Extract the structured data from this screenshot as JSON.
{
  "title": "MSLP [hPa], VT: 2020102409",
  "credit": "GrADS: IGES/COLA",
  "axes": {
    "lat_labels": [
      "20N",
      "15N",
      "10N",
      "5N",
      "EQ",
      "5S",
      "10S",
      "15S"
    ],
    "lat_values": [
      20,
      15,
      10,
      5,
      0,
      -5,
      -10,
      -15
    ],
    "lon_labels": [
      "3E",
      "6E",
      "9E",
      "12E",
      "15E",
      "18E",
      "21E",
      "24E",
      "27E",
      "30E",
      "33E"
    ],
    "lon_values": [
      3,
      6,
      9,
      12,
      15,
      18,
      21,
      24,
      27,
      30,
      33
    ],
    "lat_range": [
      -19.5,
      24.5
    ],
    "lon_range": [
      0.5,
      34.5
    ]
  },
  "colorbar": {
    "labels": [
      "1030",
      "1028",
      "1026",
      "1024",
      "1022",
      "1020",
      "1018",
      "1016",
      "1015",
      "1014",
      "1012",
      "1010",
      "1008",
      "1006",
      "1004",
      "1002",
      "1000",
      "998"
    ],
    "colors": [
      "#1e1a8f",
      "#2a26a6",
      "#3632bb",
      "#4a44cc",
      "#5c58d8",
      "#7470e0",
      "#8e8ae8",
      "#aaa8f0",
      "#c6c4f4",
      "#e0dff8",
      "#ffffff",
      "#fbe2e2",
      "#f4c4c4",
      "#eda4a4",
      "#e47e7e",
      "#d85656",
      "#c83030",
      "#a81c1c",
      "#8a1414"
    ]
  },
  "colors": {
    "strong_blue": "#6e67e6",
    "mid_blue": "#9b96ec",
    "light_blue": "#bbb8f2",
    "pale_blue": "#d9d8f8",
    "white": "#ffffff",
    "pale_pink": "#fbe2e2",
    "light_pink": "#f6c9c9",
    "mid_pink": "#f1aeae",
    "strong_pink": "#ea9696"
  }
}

★ ★ ★

● EXERCISE AIM
Go through the listing and copy all of it exactly.

● RESULT OF THIS TASK
Extract the structured data from this screenshot as JSON.
{
  "title": "MSLP [hPa], VT: 2020102409",
  "credit": "GrADS: IGES/COLA",
  "axes": {
    "lat_labels": [
      "20N",
      "15N",
      "10N",
      "5N",
      "EQ",
      "5S",
      "10S",
      "15S"
    ],
    "lat_values": [
      20,
      15,
      10,
      5,
      0,
      -5,
      -10,
      -15
    ],
    "lon_labels": [
      "3E",
      "6E",
      "9E",
      "12E",
      "15E",
      "18E",
      "21E",
      "24E",
      "27E",
      "30E",
      "33E"
    ],
    "lon_values": [
      3,
      6,
      9,
      12,
      15,
      18,
      21,
      24,
      27,
      30,
      33
    ],
    "lat_range": [
      -19.5,
      24.5
    ],
    "lon_range": [
      0.5,
      34.5
    ]
  },
  "colorbar": {
    "labels": [
      "1030",
      "1028",
      "1026",
      "1024",
      "1022",
      "1020",
      "1018",
      "1016",
      "1015",
      "1014",
      "1012",
      "1010",
      "1008",
      "1006",
      "1004",
      "1002",
      "1000",
      "998"
    ],
    "colors": [
      "#1e1a8f",
      "#2a26a6",
      "#3632bb",
      "#4a44cc",
      "#5c58d8",
      "#7470e0",
      "#8e8ae8",
      "#aaa8f0",
      "#c6c4f4",
      "#e0dff8",
      "#ffffff",
      "#fbe2e2",
      "#f4c4c4",
      "#eda4a4",
      "#e47e7e",
      "#d85656",
      "#c83030",
      "#a81c1c",
      "#8a1414"
    ]
  },
  "colors": {
    "strong_blue": "#6e67e6",
    "mid_blue": "#9b96ec",
    "light_blue": "#bbb8f2",
    "pale_blue": "#d9d8f8",
    "white": "#ffffff",
    "pale_pink": "#fbe2e2",
    "light_pink": "#f6c9c9",
    "mid_pink": "#f1aeae",
    "strong_pink": "#ea9696"
  }
}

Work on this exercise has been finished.